Task description: Below is a block of data; give all of it again word for word.

»»

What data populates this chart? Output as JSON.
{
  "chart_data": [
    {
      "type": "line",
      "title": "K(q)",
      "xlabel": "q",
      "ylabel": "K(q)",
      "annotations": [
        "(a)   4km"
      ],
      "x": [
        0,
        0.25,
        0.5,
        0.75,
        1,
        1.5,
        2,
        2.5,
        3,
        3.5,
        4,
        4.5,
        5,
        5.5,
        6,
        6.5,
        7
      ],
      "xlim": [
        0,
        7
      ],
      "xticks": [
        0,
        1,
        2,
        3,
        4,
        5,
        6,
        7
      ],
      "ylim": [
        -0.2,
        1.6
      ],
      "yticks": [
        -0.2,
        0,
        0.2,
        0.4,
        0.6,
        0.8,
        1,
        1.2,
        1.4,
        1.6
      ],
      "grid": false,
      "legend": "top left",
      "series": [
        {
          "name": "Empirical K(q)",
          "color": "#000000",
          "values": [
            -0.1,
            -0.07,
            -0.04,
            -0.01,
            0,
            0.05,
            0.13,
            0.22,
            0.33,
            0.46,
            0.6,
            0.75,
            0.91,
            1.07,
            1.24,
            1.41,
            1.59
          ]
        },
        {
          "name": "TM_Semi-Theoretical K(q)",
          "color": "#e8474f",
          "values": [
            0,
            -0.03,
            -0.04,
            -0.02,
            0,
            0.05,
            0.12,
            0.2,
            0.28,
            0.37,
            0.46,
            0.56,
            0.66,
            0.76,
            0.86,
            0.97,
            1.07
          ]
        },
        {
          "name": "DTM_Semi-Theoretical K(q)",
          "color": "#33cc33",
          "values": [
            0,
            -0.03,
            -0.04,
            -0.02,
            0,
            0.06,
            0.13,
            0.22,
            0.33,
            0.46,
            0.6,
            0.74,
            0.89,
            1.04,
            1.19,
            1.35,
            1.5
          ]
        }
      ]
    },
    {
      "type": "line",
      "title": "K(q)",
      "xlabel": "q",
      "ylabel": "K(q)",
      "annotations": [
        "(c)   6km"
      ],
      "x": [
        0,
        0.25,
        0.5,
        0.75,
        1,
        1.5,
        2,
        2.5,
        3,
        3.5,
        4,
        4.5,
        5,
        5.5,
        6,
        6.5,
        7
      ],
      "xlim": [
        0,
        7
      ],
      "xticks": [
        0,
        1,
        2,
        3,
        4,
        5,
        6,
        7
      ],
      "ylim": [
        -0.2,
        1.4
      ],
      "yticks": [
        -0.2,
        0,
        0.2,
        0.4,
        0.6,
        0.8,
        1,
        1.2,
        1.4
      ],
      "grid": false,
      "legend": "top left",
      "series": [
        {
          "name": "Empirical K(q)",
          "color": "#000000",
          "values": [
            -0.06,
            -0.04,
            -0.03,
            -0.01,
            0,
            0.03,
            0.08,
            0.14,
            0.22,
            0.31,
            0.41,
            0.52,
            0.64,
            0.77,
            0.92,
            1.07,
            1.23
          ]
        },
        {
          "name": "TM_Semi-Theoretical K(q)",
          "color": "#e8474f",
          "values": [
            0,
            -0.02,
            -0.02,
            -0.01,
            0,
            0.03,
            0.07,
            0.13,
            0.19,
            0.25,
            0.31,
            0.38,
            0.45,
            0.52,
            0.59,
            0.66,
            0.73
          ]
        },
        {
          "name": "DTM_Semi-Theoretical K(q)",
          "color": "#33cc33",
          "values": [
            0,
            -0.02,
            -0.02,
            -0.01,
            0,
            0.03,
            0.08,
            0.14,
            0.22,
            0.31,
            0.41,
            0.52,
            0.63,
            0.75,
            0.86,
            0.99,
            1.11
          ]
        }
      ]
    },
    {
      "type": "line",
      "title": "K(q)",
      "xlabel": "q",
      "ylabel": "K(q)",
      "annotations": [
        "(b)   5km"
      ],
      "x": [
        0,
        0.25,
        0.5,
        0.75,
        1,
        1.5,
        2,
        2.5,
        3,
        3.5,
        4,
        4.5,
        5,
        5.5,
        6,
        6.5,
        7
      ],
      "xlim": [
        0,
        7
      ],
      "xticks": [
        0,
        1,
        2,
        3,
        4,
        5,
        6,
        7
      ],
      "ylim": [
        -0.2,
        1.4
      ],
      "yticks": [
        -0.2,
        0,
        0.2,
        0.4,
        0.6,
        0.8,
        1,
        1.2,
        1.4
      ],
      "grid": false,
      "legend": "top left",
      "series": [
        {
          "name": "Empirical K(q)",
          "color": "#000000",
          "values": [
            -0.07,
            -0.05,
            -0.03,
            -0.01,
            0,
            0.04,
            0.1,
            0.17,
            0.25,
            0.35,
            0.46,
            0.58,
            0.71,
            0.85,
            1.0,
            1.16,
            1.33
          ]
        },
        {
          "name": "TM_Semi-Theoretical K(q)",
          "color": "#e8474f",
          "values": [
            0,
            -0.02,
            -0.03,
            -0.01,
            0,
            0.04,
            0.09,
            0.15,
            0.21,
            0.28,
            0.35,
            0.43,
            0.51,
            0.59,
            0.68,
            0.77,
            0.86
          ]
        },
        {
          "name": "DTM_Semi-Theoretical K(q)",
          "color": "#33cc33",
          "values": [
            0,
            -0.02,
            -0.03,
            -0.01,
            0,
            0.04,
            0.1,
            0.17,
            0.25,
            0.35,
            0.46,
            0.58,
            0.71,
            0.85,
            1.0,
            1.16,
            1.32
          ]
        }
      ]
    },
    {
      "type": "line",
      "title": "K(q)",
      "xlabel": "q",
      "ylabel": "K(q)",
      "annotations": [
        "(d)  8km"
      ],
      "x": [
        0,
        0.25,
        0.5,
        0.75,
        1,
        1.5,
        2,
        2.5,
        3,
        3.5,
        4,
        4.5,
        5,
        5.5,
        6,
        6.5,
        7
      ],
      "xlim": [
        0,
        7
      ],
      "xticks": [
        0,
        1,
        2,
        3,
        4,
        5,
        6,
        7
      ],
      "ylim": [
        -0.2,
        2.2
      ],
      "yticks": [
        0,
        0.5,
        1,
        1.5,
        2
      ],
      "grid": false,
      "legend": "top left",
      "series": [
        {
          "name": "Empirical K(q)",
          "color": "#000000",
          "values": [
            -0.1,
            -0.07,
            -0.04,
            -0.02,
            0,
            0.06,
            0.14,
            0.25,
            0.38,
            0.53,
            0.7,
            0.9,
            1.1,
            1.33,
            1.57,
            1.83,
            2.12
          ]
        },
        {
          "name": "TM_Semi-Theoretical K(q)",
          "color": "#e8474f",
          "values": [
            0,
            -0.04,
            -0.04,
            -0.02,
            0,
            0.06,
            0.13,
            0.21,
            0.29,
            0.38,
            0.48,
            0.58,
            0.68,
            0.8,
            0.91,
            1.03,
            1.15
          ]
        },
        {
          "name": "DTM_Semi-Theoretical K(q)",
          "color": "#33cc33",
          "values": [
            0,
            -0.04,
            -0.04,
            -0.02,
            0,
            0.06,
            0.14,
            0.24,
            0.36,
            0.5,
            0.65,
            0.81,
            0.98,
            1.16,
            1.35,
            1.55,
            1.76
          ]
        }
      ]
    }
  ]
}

««

Finished task:
What data populates this chart? Output as JSON.
{
  "chart_data": [
    {
      "type": "line",
      "title": "K(q)",
      "xlabel": "q",
      "ylabel": "K(q)",
      "annotations": [
        "(a)   4km"
      ],
      "x": [
        0,
        0.25,
        0.5,
        0.75,
        1,
        1.5,
        2,
        2.5,
        3,
        3.5,
        4,
        4.5,
        5,
        5.5,
        6,
        6.5,
        7
      ],
      "xlim": [
        0,
        7
      ],
      "xticks": [
        0,
        1,
        2,
        3,
        4,
        5,
        6,
        7
      ],
      "ylim": [
        -0.2,
        1.6
      ],
      "yticks": [
        -0.2,
        0,
        0.2,
        0.4,
        0.6,
        0.8,
        1,
        1.2,
        1.4,
        1.6
      ],
      "grid": false,
      "legend": "top left",
      "series": [
        {
          "name": "Empirical K(q)",
          "color": "#000000",
          "values": [
            -0.1,
            -0.07,
            -0.04,
            -0.01,
            0,
            0.05,
            0.13,
            0.22,
            0.33,
            0.46,
            0.6,
            0.75,
            0.91,
            1.07,
            1.24,
            1.41,
            1.59
          ]
        },
        {
          "name": "TM_Semi-Theoretical K(q)",
          "color": "#e8474f",
          "values": [
            0,
            -0.03,
            -0.04,
            -0.02,
            0,
            0.05,
            0.12,
            0.2,
            0.28,
            0.37,
            0.46,
            0.56,
            0.66,
            0.76,
            0.86,
            0.97,
            1.07
          ]
        },
        {
          "name": "DTM_Semi-Theoretical K(q)",
          "color": "#33cc33",
          "values": [
            0,
            -0.03,
            -0.04,
            -0.02,
            0,
            0.06,
            0.13,
            0.22,
            0.33,
            0.46,
            0.6,
            0.74,
            0.89,
            1.04,
            1.19,
            1.35,
            1.5
          ]
        }
      ]
    },
    {
      "type": "line",
      "title": "K(q)",
      "xlabel": "q",
      "ylabel": "K(q)",
      "annotations": [
        "(c)   6km"
      ],
      "x": [
        0,
        0.25,
        0.5,
        0.75,
        1,
        1.5,
        2,
        2.5,
        3,
        3.5,
        4,
        4.5,
        5,
        5.5,
        6,
        6.5,
        7
      ],
      "xlim": [
        0,
        7
      ],
      "xticks": [
        0,
        1,
        2,
        3,
        4,
        5,
        6,
        7
      ],
      "ylim": [
        -0.2,
        1.4
      ],
      "yticks": [
        -0.2,
        0,
        0.2,
        0.4,
        0.6,
        0.8,
        1,
        1.2,
        1.4
      ],
      "grid": false,
      "legend": "top left",
      "series": [
        {
          "name": "Empirical K(q)",
          "color": "#000000",
          "values": [
            -0.06,
            -0.04,
            -0.03,
            -0.01,
            0,
            0.03,
            0.08,
            0.14,
            0.22,
            0.31,
            0.41,
            0.52,
            0.64,
            0.77,
            0.92,
            1.07,
            1.23
          ]
        },
        {
          "name": "TM_Semi-Theoretical K(q)",
          "color": "#e8474f",
          "values": [
            0,
            -0.02,
            -0.02,
            -0.01,
            0,
            0.03,
            0.07,
            0.13,
            0.19,
            0.25,
            0.31,
            0.38,
            0.45,
            0.52,
            0.59,
            0.66,
            0.73
          ]
        },
        {
          "name": "DTM_Semi-Theoretical K(q)",
          "color": "#33cc33",
          "values": [
            0,
            -0.02,
            -0.02,
            -0.01,
            0,
            0.03,
            0.08,
            0.14,
            0.22,
            0.31,
            0.41,
            0.52,
            0.63,
            0.75,
            0.86,
            0.99,
            1.11
          ]
        }
      ]
    },
    {
      "type": "line",
      "title": "K(q)",
      "xlabel": "q",
      "ylabel": "K(q)",
      "annotations": [
        "(b)   5km"
      ],
      "x": [
        0,
        0.25,
        0.5,
        0.75,
        1,
        1.5,
        2,
        2.5,
        3,
        3.5,
        4,
        4.5,
        5,
        5.5,
        6,
        6.5,
        7
      ],
      "xlim": [
        0,
        7
      ],
      "xticks": [
        0,
        1,
        2,
        3,
        4,
        5,
        6,
        7
      ],
      "ylim": [
        -0.2,
        1.4
      ],
      "yticks": [
        -0.2,
        0,
        0.2,
        0.4,
        0.6,
        0.8,
        1,
        1.2,
        1.4
      ],
      "grid": false,
      "legend": "top left",
      "series": [
        {
          "name": "Empirical K(q)",
          "color": "#000000",
          "values": [
            -0.07,
            -0.05,
            -0.03,
            -0.01,
            0,
            0.04,
            0.1,
            0.17,
            0.25,
            0.35,
            0.46,
            0.58,
            0.71,
            0.85,
            1.0,
            1.16,
            1.33
          ]
        },
        {
          "name": "TM_Semi-Theoretical K(q)",
          "color": "#e8474f",
          "values": [
            0,
            -0.02,
            -0.03,
            -0.01,
            0,
            0.04,
            0.09,
            0.15,
            0.21,
            0.28,
            0.35,
            0.43,
            0.51,
            0.59,
            0.68,
            0.77,
            0.86
          ]
        },
        {
          "name": "DTM_Semi-Theoretical K(q)",
          "color": "#33cc33",
          "values": [
            0,
            -0.02,
            -0.03,
            -0.01,
            0,
            0.04,
            0.1,
            0.17,
            0.25,
            0.35,
            0.46,
            0.58,
            0.71,
            0.85,
            1.0,
            1.16,
            1.32
          ]
        }
      ]
    },
    {
      "type": "line",
      "title": "K(q)",
      "xlabel": "q",
      "ylabel": "K(q)",
      "annotations": [
        "(d)  8km"
      ],
      "x": [
        0,
        0.25,
        0.5,
        0.75,
        1,
        1.5,
        2,
        2.5,
        3,
        3.5,
        4,
        4.5,
        5,
        5.5,
        6,
        6.5,
        7
      ],
      "xlim": [
        0,
        7
      ],
      "xticks": [
        0,
        1,
        2,
        3,
        4,
        5,
        6,
        7
      ],
      "ylim": [
        -0.2,
        2.2
      ],
      "yticks": [
        0,
        0.5,
        1,
        1.5,
        2
      ],
      "grid": false,
      "legend": "top left",
      "series": [
        {
          "name": "Empirical K(q)",
          "color": "#000000",
          "values": [
            -0.1,
            -0.07,
            -0.04,
            -0.02,
            0,
            0.06,
            0.14,
            0.25,
            0.38,
            0.53,
            0.7,
            0.9,
            1.1,
            1.33,
            1.57,
            1.83,
            2.12
          ]
        },
        {
          "name": "TM_Semi-Theoretical K(q)",
          "color": "#e8474f",
          "values": [
            0,
            -0.04,
            -0.04,
            -0.02,
            0,
            0.06,
            0.13,
            0.21,
            0.29,
            0.38,
            0.48,
            0.58,
            0.68,
            0.8,
            0.91,
            1.03,
            1.15
          ]
        },
        {
          "name": "DTM_Semi-Theoretical K(q)",
          "color": "#33cc33",
          "values": [
            0,
            -0.04,
            -0.04,
            -0.02,
            0,
            0.06,
            0.14,
            0.24,
            0.36,
            0.5,
            0.65,
            0.81,
            0.98,
            1.16,
            1.35,
            1.55,
            1.76
          ]
        }
      ]
    }
  ]
}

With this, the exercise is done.